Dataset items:
═══

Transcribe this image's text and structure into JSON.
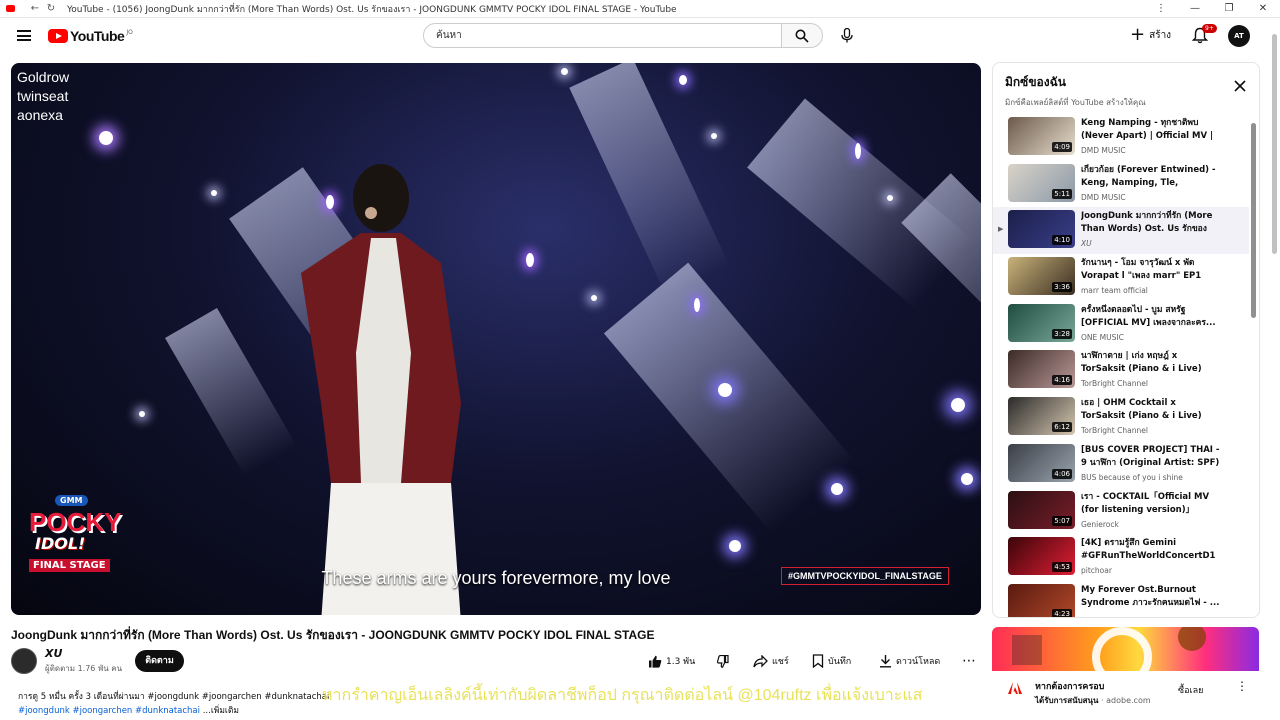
{
  "window": {
    "title": "YouTube - (1056) JoongDunk มากกว่าที่รัก (More Than Words) Ost. Us รักของเรา - JOONGDUNK GMMTV POCKY IDOL FINAL STAGE - YouTube"
  },
  "masthead": {
    "logo_text": "YouTube",
    "country": "JO",
    "search_placeholder": "ค้นหา",
    "create_label": "สร้าง",
    "notifications_badge": "9+",
    "account_initials": "AT"
  },
  "player": {
    "watermark_lines": [
      "Goldrow",
      "twinseat",
      "aonexa"
    ],
    "subtitle": "These arms are yours forevermore, my love",
    "hashtag": "#GMMTVPOCKYIDOL_FINALSTAGE",
    "logo": {
      "gmm": "GMM",
      "pocky": "POCKY",
      "idol": "IDOL!",
      "final": "FINAL STAGE"
    }
  },
  "video": {
    "title": "JoongDunk มากกว่าที่รัก (More Than Words) Ost. Us รักของเรา - JOONGDUNK GMMTV POCKY IDOL FINAL STAGE",
    "channel_name": "XU",
    "subscribers": "ผู้ติดตาม 1.76 พัน คน",
    "subscribe_label": "ติดตาม",
    "likes": "1.3 พัน",
    "share_label": "แชร์",
    "save_label": "บันทึก",
    "download_label": "ดาวน์โหลด",
    "description_line1": "การดู 5 หมื่น ครั้ง  3 เดือนที่ผ่านมา  #joongdunk #joongarchen #dunknatachai",
    "description_tags": "#joongdunk #joongarchen #dunknatachai",
    "description_more": "...เพิ่มเติม"
  },
  "overlay": {
    "text": "หากรำคาญเอ็นเลลิงค์นี้เท่ากับผิดลาชีพก็อป กรุณาติดต่อไลน์ @104ruftz เพื่อแจ้งเบาะแส"
  },
  "playlist": {
    "title": "มิกซ์ของฉัน",
    "subtitle": "มิกซ์คือเพลย์ลิสต์ที่ YouTube สร้างให้คุณ",
    "items": [
      {
        "title": "Keng Namping - ทุกชาติพบ (Never Apart) | Official MV | ...",
        "channel": "DMD MUSIC",
        "duration": "4:09",
        "active": false
      },
      {
        "title": "เกี่ยวก้อย (Forever Entwined) - Keng, Namping, Tle, FirstOne ...",
        "channel": "DMD MUSIC",
        "duration": "5:11",
        "active": false
      },
      {
        "title": "JoongDunk มากกว่าที่รัก (More Than Words) Ost. Us รักของเร...",
        "channel": "XU",
        "duration": "4:10",
        "active": true
      },
      {
        "title": "รักนานๆ - โอม จารุวัฒน์ x พัด Vorapat l \"เพลง marr\" EP1",
        "channel": "marr team official",
        "duration": "3:36",
        "active": false
      },
      {
        "title": "ครั้งหนึ่งตลอดไป - บูม สหรัฐ [OFFICIAL MV] เพลงจากละคร...",
        "channel": "ONE MUSIC",
        "duration": "3:28",
        "active": false
      },
      {
        "title": "นาฬิกาตาย | เก่ง หฤษฎ์ x TorSaksit (Piano & i Live)",
        "channel": "TorBright Channel",
        "duration": "4:16",
        "active": false
      },
      {
        "title": "เธอ | OHM Cocktail x TorSaksit (Piano & i Live)",
        "channel": "TorBright Channel",
        "duration": "6:12",
        "active": false
      },
      {
        "title": "[BUS COVER PROJECT] THAI - 9 นาฬิกา (Original Artist: SPF)",
        "channel": "BUS because of you i shine",
        "duration": "4:06",
        "active": false
      },
      {
        "title": "เรา - COCKTAIL「Official MV (for listening version)」",
        "channel": "Genierock",
        "duration": "5:07",
        "active": false
      },
      {
        "title": "[4K] ดรามรู้สึก Gemini #GFRunTheWorldConcertD1",
        "channel": "pitchoar",
        "duration": "4:53",
        "active": false
      },
      {
        "title": "My Forever Ost.Burnout Syndrome ภาวะรักคนหมดไฟ - ...",
        "channel": "",
        "duration": "4:23",
        "active": false
      }
    ]
  },
  "ad": {
    "headline": "หากต้องการครอบ",
    "sponsor_label": "ได้รับการสนับสนุน",
    "domain": "adobe.com",
    "cta": "ซื้อเลย"
  },
  "colors": {
    "brand_red": "#ff0000",
    "link_blue": "#065fd4"
  }
}
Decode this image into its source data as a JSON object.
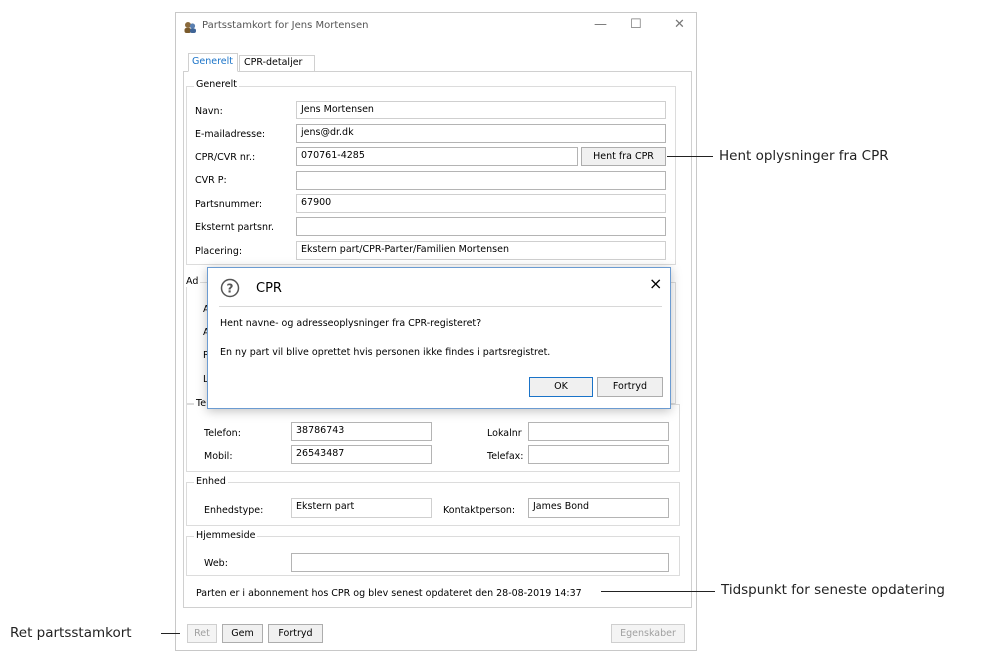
{
  "window": {
    "title": "Partsstamkort for Jens Mortensen",
    "controls": {
      "minimize": "—",
      "maximize": "☐",
      "close": "✕"
    }
  },
  "tabs": [
    {
      "label": "Generelt",
      "active": true
    },
    {
      "label": "CPR-detaljer",
      "active": false
    }
  ],
  "general": {
    "group_title": "Generelt",
    "rows": [
      {
        "label": "Navn:",
        "value": "Jens Mortensen"
      },
      {
        "label": "E-mailadresse:",
        "value": "jens@dr.dk"
      },
      {
        "label": "CPR/CVR nr.:",
        "value": "070761-4285"
      },
      {
        "label": "CVR P:",
        "value": ""
      },
      {
        "label": "Partsnummer:",
        "value": "67900"
      },
      {
        "label": "Eksternt partsnr.",
        "value": ""
      },
      {
        "label": "Placering:",
        "value": "Ekstern part/CPR-Parter/Familien Mortensen"
      }
    ],
    "hent_button": "Hent fra CPR"
  },
  "hidden_group": {
    "title_partial": "Ad",
    "letters": [
      "A",
      "A",
      "P",
      "L"
    ]
  },
  "phone": {
    "title_partial": "Te",
    "telefon_label": "Telefon:",
    "telefon_value": "38786743",
    "mobil_label": "Mobil:",
    "mobil_value": "26543487",
    "lokalnr_label": "Lokalnr",
    "lokalnr_value": "",
    "telefax_label": "Telefax:",
    "telefax_value": ""
  },
  "enhed": {
    "title": "Enhed",
    "type_label": "Enhedstype:",
    "type_value": "Ekstern part",
    "kontakt_label": "Kontaktperson:",
    "kontakt_value": "James Bond"
  },
  "hjemmeside": {
    "title": "Hjemmeside",
    "web_label": "Web:",
    "web_value": ""
  },
  "status": "Parten er i abonnement hos CPR og blev senest opdateret den 28-08-2019 14:37",
  "footer": {
    "ret": "Ret",
    "gem": "Gem",
    "fortryd": "Fortryd",
    "egenskaber": "Egenskaber"
  },
  "dialog": {
    "title": "CPR",
    "close": "×",
    "icon": "question-icon",
    "message1": "Hent navne- og adresseoplysninger fra CPR-registeret?",
    "message2": "En ny part vil blive oprettet hvis personen ikke findes i partsregistret.",
    "ok": "OK",
    "cancel": "Fortryd"
  },
  "annotations": {
    "hent": "Hent oplysninger fra CPR",
    "tidspunkt": "Tidspunkt for seneste opdatering",
    "ret": "Ret partsstamkort"
  },
  "colors": {
    "accent": "#1a73c8",
    "dialog_border": "#6b9bd1"
  }
}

═══

• [Work instructions]: Each record should be quoted exactly, with the images omitted.

• [Complete answer]:
Transcribe this image's text and structure into JSON.
{
  "window": {
    "title": "YouTube - (1056) JoongDunk มากกว่าที่รัก (More Than Words) Ost. Us รักของเรา - JOONGDUNK GMMTV POCKY IDOL FINAL STAGE - YouTube"
  },
  "masthead": {
    "logo_text": "YouTube",
    "country": "JO",
    "search_placeholder": "ค้นหา",
    "create_label": "สร้าง",
    "notifications_badge": "9+",
    "account_initials": "AT"
  },
  "player": {
    "watermark_lines": [
      "Goldrow",
      "twinseat",
      "aonexa"
    ],
    "subtitle": "These arms are yours forevermore, my love",
    "hashtag": "#GMMTVPOCKYIDOL_FINALSTAGE",
    "logo": {
      "gmm": "GMM",
      "pocky": "POCKY",
      "idol": "IDOL!",
      "final": "FINAL STAGE"
    }
  },
  "video": {
    "title": "JoongDunk มากกว่าที่รัก (More Than Words) Ost. Us รักของเรา - JOONGDUNK GMMTV POCKY IDOL FINAL STAGE",
    "channel_name": "XU",
    "subscribers": "ผู้ติดตาม 1.76 พัน คน",
    "subscribe_label": "ติดตาม",
    "likes": "1.3 พัน",
    "share_label": "แชร์",
    "save_label": "บันทึก",
    "download_label": "ดาวน์โหลด",
    "description_line1": "การดู 5 หมื่น ครั้ง  3 เดือนที่ผ่านมา  #joongdunk #joongarchen #dunknatachai",
    "description_tags": "#joongdunk #joongarchen #dunknatachai",
    "description_more": "...เพิ่มเติม"
  },
  "overlay": {
    "text": "หากรำคาญเอ็นเลลิงค์นี้เท่ากับผิดลาชีพก็อป กรุณาติดต่อไลน์ @104ruftz เพื่อแจ้งเบาะแส"
  },
  "playlist": {
    "title": "มิกซ์ของฉัน",
    "subtitle": "มิกซ์คือเพลย์ลิสต์ที่ YouTube สร้างให้คุณ",
    "items": [
      {
        "title": "Keng Namping - ทุกชาติพบ (Never Apart) | Official MV | ...",
        "channel": "DMD MUSIC",
        "duration": "4:09",
        "active": false
      },
      {
        "title": "เกี่ยวก้อย (Forever Entwined) - Keng, Namping, Tle, FirstOne ...",
        "channel": "DMD MUSIC",
        "duration": "5:11",
        "active": false
      },
      {
        "title": "JoongDunk มากกว่าที่รัก (More Than Words) Ost. Us รักของเร...",
        "channel": "XU",
        "duration": "4:10",
        "active": true
      },
      {
        "title": "รักนานๆ - โอม จารุวัฒน์ x พัด Vorapat l \"เพลง marr\" EP1",
        "channel": "marr team official",
        "duration": "3:36",
        "active": false
      },
      {
        "title": "ครั้งหนึ่งตลอดไป - บูม สหรัฐ [OFFICIAL MV] เพลงจากละคร...",
        "channel": "ONE MUSIC",
        "duration": "3:28",
        "active": false
      },
      {
        "title": "นาฬิกาตาย | เก่ง หฤษฎ์ x TorSaksit (Piano & i Live)",
        "channel": "TorBright Channel",
        "duration": "4:16",
        "active": false
      },
      {
        "title": "เธอ | OHM Cocktail x TorSaksit (Piano & i Live)",
        "channel": "TorBright Channel",
        "duration": "6:12",
        "active": false
      },
      {
        "title": "[BUS COVER PROJECT] THAI - 9 นาฬิกา (Original Artist: SPF)",
        "channel": "BUS because of you i shine",
        "duration": "4:06",
        "active": false
      },
      {
        "title": "เรา - COCKTAIL「Official MV (for listening version)」",
        "channel": "Genierock",
        "duration": "5:07",
        "active": false
      },
      {
        "title": "[4K] ดรามรู้สึก Gemini #GFRunTheWorldConcertD1",
        "channel": "pitchoar",
        "duration": "4:53",
        "active": false
      },
      {
        "title": "My Forever Ost.Burnout Syndrome ภาวะรักคนหมดไฟ - ...",
        "channel": "",
        "duration": "4:23",
        "active": false
      }
    ]
  },
  "ad": {
    "headline": "หากต้องการครอบ",
    "sponsor_label": "ได้รับการสนับสนุน",
    "domain": "adobe.com",
    "cta": "ซื้อเลย"
  },
  "colors": {
    "brand_red": "#ff0000",
    "link_blue": "#065fd4"
  }
}
Decode this image into its source data as a JSON object.
{
  "window": {
    "title": "Partsstamkort for Jens Mortensen",
    "controls": {
      "minimize": "—",
      "maximize": "☐",
      "close": "✕"
    }
  },
  "tabs": [
    {
      "label": "Generelt",
      "active": true
    },
    {
      "label": "CPR-detaljer",
      "active": false
    }
  ],
  "general": {
    "group_title": "Generelt",
    "rows": [
      {
        "label": "Navn:",
        "value": "Jens Mortensen"
      },
      {
        "label": "E-mailadresse:",
        "value": "jens@dr.dk"
      },
      {
        "label": "CPR/CVR nr.:",
        "value": "070761-4285"
      },
      {
        "label": "CVR P:",
        "value": ""
      },
      {
        "label": "Partsnummer:",
        "value": "67900"
      },
      {
        "label": "Eksternt partsnr.",
        "value": ""
      },
      {
        "label": "Placering:",
        "value": "Ekstern part/CPR-Parter/Familien Mortensen"
      }
    ],
    "hent_button": "Hent fra CPR"
  },
  "hidden_group": {
    "title_partial": "Ad",
    "letters": [
      "A",
      "A",
      "P",
      "L"
    ]
  },
  "phone": {
    "title_partial": "Te",
    "telefon_label": "Telefon:",
    "telefon_value": "38786743",
    "mobil_label": "Mobil:",
    "mobil_value": "26543487",
    "lokalnr_label": "Lokalnr",
    "lokalnr_value": "",
    "telefax_label": "Telefax:",
    "telefax_value": ""
  },
  "enhed": {
    "title": "Enhed",
    "type_label": "Enhedstype:",
    "type_value": "Ekstern part",
    "kontakt_label": "Kontaktperson:",
    "kontakt_value": "James Bond"
  },
  "hjemmeside": {
    "title": "Hjemmeside",
    "web_label": "Web:",
    "web_value": ""
  },
  "status": "Parten er i abonnement hos CPR og blev senest opdateret den 28-08-2019 14:37",
  "footer": {
    "ret": "Ret",
    "gem": "Gem",
    "fortryd": "Fortryd",
    "egenskaber": "Egenskaber"
  },
  "dialog": {
    "title": "CPR",
    "close": "×",
    "icon": "question-icon",
    "message1": "Hent navne- og adresseoplysninger fra CPR-registeret?",
    "message2": "En ny part vil blive oprettet hvis personen ikke findes i partsregistret.",
    "ok": "OK",
    "cancel": "Fortryd"
  },
  "annotations": {
    "hent": "Hent oplysninger fra CPR",
    "tidspunkt": "Tidspunkt for seneste opdatering",
    "ret": "Ret partsstamkort"
  },
  "colors": {
    "accent": "#1a73c8",
    "dialog_border": "#6b9bd1"
  }
}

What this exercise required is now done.